* start PROVIDED MATERIAL *

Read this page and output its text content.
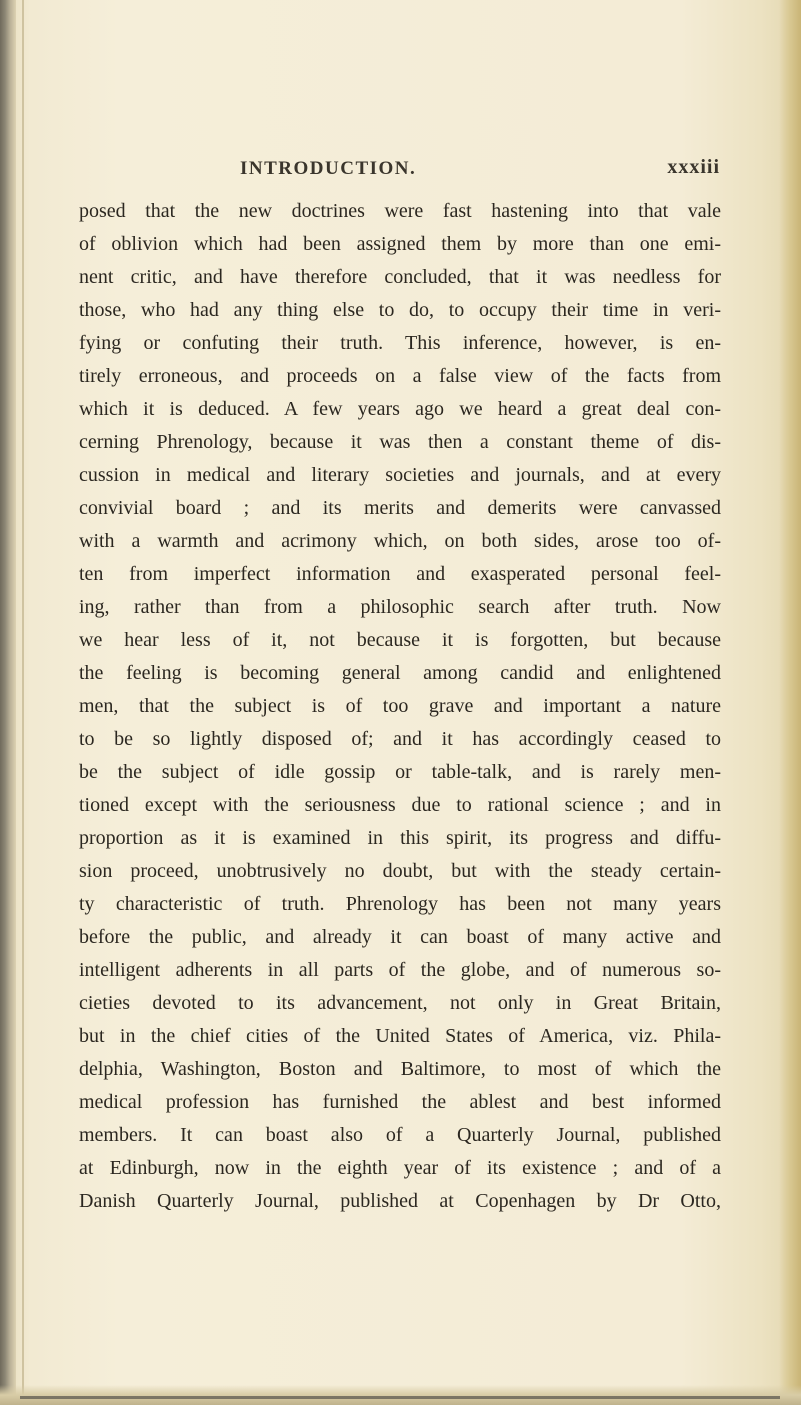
INTRODUCTION.	xxxiii
posed that the new doctrines were fast hastening into that vale
of oblivion which had been assigned them by more than one emi-
nent critic, and have therefore concluded, that it was needless for
those, who had any thing else to do, to occupy their time in veri-
fying or confuting their truth. This inference, however, is en-
tirely erroneous, and proceeds on a false view of the facts from
which it is deduced. A few years ago we heard a great deal con-
cerning Phrenology, because it was then a constant theme of dis-
cussion in medical and literary societies and journals, and at every
convivial board ; and its merits and demerits were canvassed
with a warmth and acrimony which, on both sides, arose too of-
ten from imperfect information and exasperated personal feel-
ing, rather than from a philosophic search after truth. Now
we hear less of it, not because it is forgotten, but because
the feeling is becoming general among candid and enlightened
men, that the subject is of too grave and important a nature
to be so lightly disposed of; and it has accordingly ceased to
be the subject of idle gossip or table-talk, and is rarely men-
tioned except with the seriousness due to rational science ; and in
proportion as it is examined in this spirit, its progress and diffu-
sion proceed, unobtrusively no doubt, but with the steady certain-
ty characteristic of truth. Phrenology has been not many years
before the public, and already it can boast of many active and
intelligent adherents in all parts of the globe, and of numerous so-
cieties devoted to its advancement, not only in Great Britain,
but in the chief cities of the United States of America, viz. Phila-
delphia, Washington, Boston and Baltimore, to most of which the
medical profession has furnished the ablest and best informed
members. It can boast also of a Quarterly Journal, published
at Edinburgh, now in the eighth year of its existence ; and of a
Danish Quarterly Journal, published at Copenhagen by Dr Otto,
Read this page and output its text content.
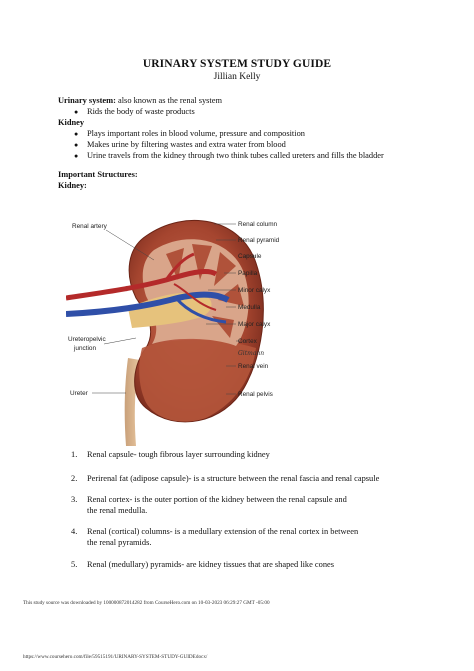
URINARY SYSTEM STUDY GUIDE
Jillian Kelly
Urinary system: also known as the renal system
● Rids the body of waste products
Kidney
● Plays important roles in blood volume, pressure and composition
● Makes urine by filtering wastes and extra water from blood
● Urine travels from the kidney through two think tubes called ureters and fills the bladder
Important Structures:
Kidney:
Renal artery
Ureteropelvic
junction
Ureter
Renal column
Renal pyramid
Capsule
Papilla
Minor calyx
Medulla
Major calyx
Cortex
Renal vein
Renal pelvis
Gitmann
1. Renal capsule- tough fibrous layer surrounding kidney
2. Perirenal fat (adipose capsule)- is a structure between the renal fascia and renal capsule
3. Renal cortex- is the outer portion of the kidney between the renal capsule and
the renal medulla.
4. Renal (cortical) columns- is a medullary extension of the renal cortex in between
the renal pyramids.
5. Renal (medullary) pyramids- are kidney tissues that are shaped like cones
This study source was downloaded by 100000872014282 from CourseHero.com on 10-03-2023 06:29:27 GMT -05:00
https://www.coursehero.com/file/59515191/URINARY-SYSTEM-STUDY-GUIDEdocx/
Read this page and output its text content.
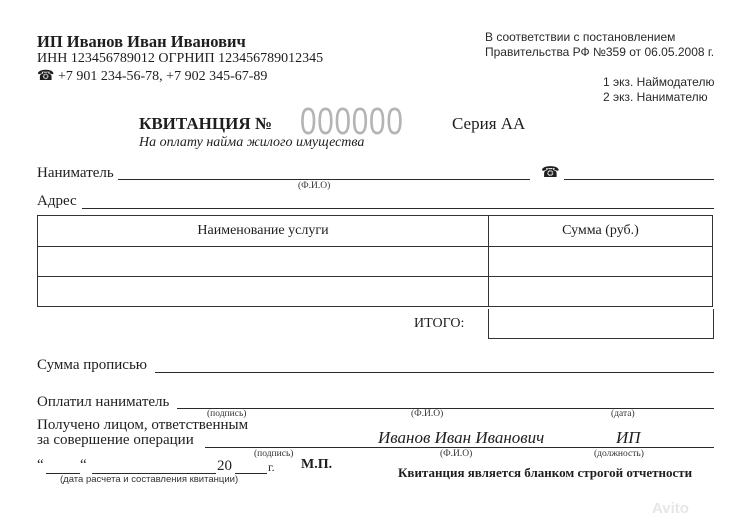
ИП Иванов Иван Иванович
ИНН 123456789012 ОГРНИП 123456789012345
☎ +7 901 234-56-78, +7 902 345-67-89
В соответствии с постановлением
Правительства РФ №359 от 06.05.2008 г.
1 экз. Наймодателю
2 экз. Нанимателю
КВИТАНЦИЯ № 000000	Серия АА
На оплату найма жилого имущества
Наниматель
(Ф.И.О)
☎
Адрес
Наименование услуги	Сумма (руб.)

ИТОГО:
Сумма прописью
Оплатил наниматель
(подпись)	(Ф.И.О)	(дата)
Получено лицом, ответственным
за совершение операции	Иванов Иван Иванович	ИП
(подпись)	(Ф.И.О)	(должность)
“ “	20	г.
(дата расчета и составления квитанции)
М.П.
Квитанция является бланком строгой отчетности
Avito
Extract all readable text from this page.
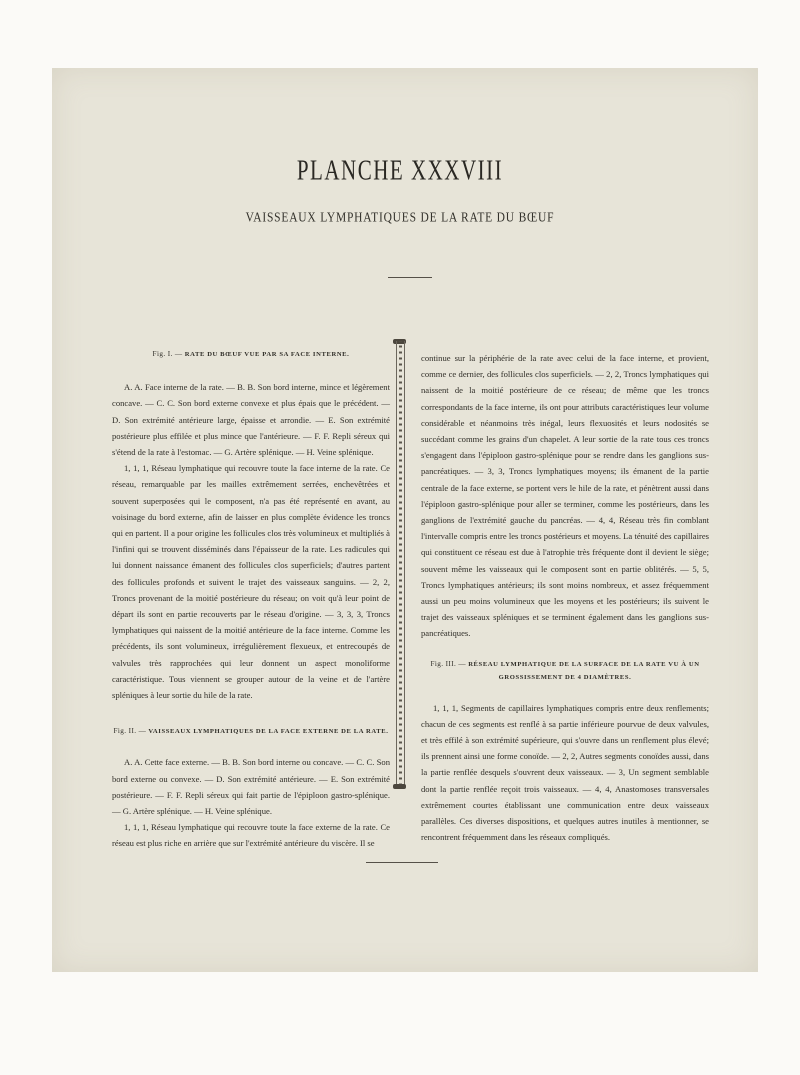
PLANCHE XXXVIII
VAISSEAUX LYMPHATIQUES DE LA RATE DU BŒUF

Fig. I. — RATE DU BŒUF VUE PAR SA FACE INTERNE.

A. A. Face interne de la rate. — B. B. Son bord interne, mince et légèrement concave. — C. C. Son bord externe convexe et plus épais que le précédent. — D. Son extrémité antérieure large, épaisse et arrondie. — E. Son extrémité postérieure plus effilée et plus mince que l'antérieure. — F. F. Repli séreux qui s'étend de la rate à l'estomac. — G. Artère splénique. — H. Veine splénique.

1, 1, 1, Réseau lymphatique qui recouvre toute la face interne de la rate. Ce réseau, remarquable par les mailles extrêmement serrées, enchevêtrées et souvent superposées qui le composent, n'a pas été représenté en avant, au voisinage du bord externe, afin de laisser en plus complète évidence les troncs qui en partent. Il a pour origine les follicules clos très volumineux et multipliés à l'infini qui se trouvent disséminés dans l'épaisseur de la rate. Les radicules qui lui donnent naissance émanent des follicules clos superficiels; d'autres partent des follicules profonds et suivent le trajet des vaisseaux sanguins. — 2, 2, Troncs provenant de la moitié postérieure du réseau; on voit qu'à leur point de départ ils sont en partie recouverts par le réseau d'origine. — 3, 3, 3, Troncs lymphatiques qui naissent de la moitié antérieure de la face interne. Comme les précédents, ils sont volumineux, irrégulièrement flexueux, et entrecoupés de valvules très rapprochées qui leur donnent un aspect monoliforme caractéristique. Tous viennent se grouper autour de la veine et de l'artère spléniques à leur sortie du hile de la rate.

Fig. II. — VAISSEAUX LYMPHATIQUES DE LA FACE EXTERNE DE LA RATE.

A. A. Cette face externe. — B. B. Son bord interne ou concave. — C. C. Son bord externe ou convexe. — D. Son extrémité antérieure. — E. Son extrémité postérieure. — F. F. Repli séreux qui fait partie de l'épiploon gastro-splénique. — G. Artère splénique. — H. Veine splénique.

1, 1, 1, Réseau lymphatique qui recouvre toute la face externe de la rate. Ce réseau est plus riche en arrière que sur l'extrémité antérieure du viscère. Il se

continue sur la périphérie de la rate avec celui de la face interne, et provient, comme ce dernier, des follicules clos superficiels. — 2, 2, Troncs lymphatiques qui naissent de la moitié postérieure de ce réseau; de même que les troncs correspondants de la face interne, ils ont pour attributs caractéristiques leur volume considérable et néanmoins très inégal, leurs flexuosités et leurs nodosités se succédant comme les grains d'un chapelet. A leur sortie de la rate tous ces troncs s'engagent dans l'épiploon gastro-splénique pour se rendre dans les ganglions sus-pancréatiques. — 3, 3, Troncs lymphatiques moyens; ils émanent de la partie centrale de la face externe, se portent vers le hile de la rate, et pénètrent aussi dans l'épiploon gastro-splénique pour aller se terminer, comme les postérieurs, dans les ganglions de l'extrémité gauche du pancréas. — 4, 4, Réseau très fin comblant l'intervalle compris entre les troncs postérieurs et moyens. La ténuité des capillaires qui constituent ce réseau est due à l'atrophie très fréquente dont il devient le siège; souvent même les vaisseaux qui le composent sont en partie oblitérés. — 5, 5, Troncs lymphatiques antérieurs; ils sont moins nombreux, et assez fréquemment aussi un peu moins volumineux que les moyens et les postérieurs; ils suivent le trajet des vaisseaux spléniques et se terminent également dans les ganglions sus-pancréatiques.

Fig. III. — RÉSEAU LYMPHATIQUE DE LA SURFACE DE LA RATE VU À UN GROSSISSEMENT DE 4 DIAMÈTRES.

1, 1, 1, Segments de capillaires lymphatiques compris entre deux renflements; chacun de ces segments est renflé à sa partie inférieure pourvue de deux valvules, et très effilé à son extrémité supérieure, qui s'ouvre dans un renflement plus élevé; ils prennent ainsi une forme conoïde. — 2, 2, Autres segments conoïdes aussi, dans la partie renflée desquels s'ouvrent deux vaisseaux. — 3, Un segment semblable dont la partie renflée reçoit trois vaisseaux. — 4, 4, Anastomoses transversales extrêmement courtes établissant une communication entre deux vaisseaux parallèles. Ces diverses dispositions, et quelques autres inutiles à mentionner, se rencontrent fréquemment dans les réseaux compliqués.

* end PROVIDED MATERIAL *

## [WORK TO DO]
Scan the records above for the string "published", then select every line that holds it.

## [RESULT]
members. It can boast also of a Quarterly Journal, published
Danish Quarterly Journal, published at Copenhagen by Dr Otto,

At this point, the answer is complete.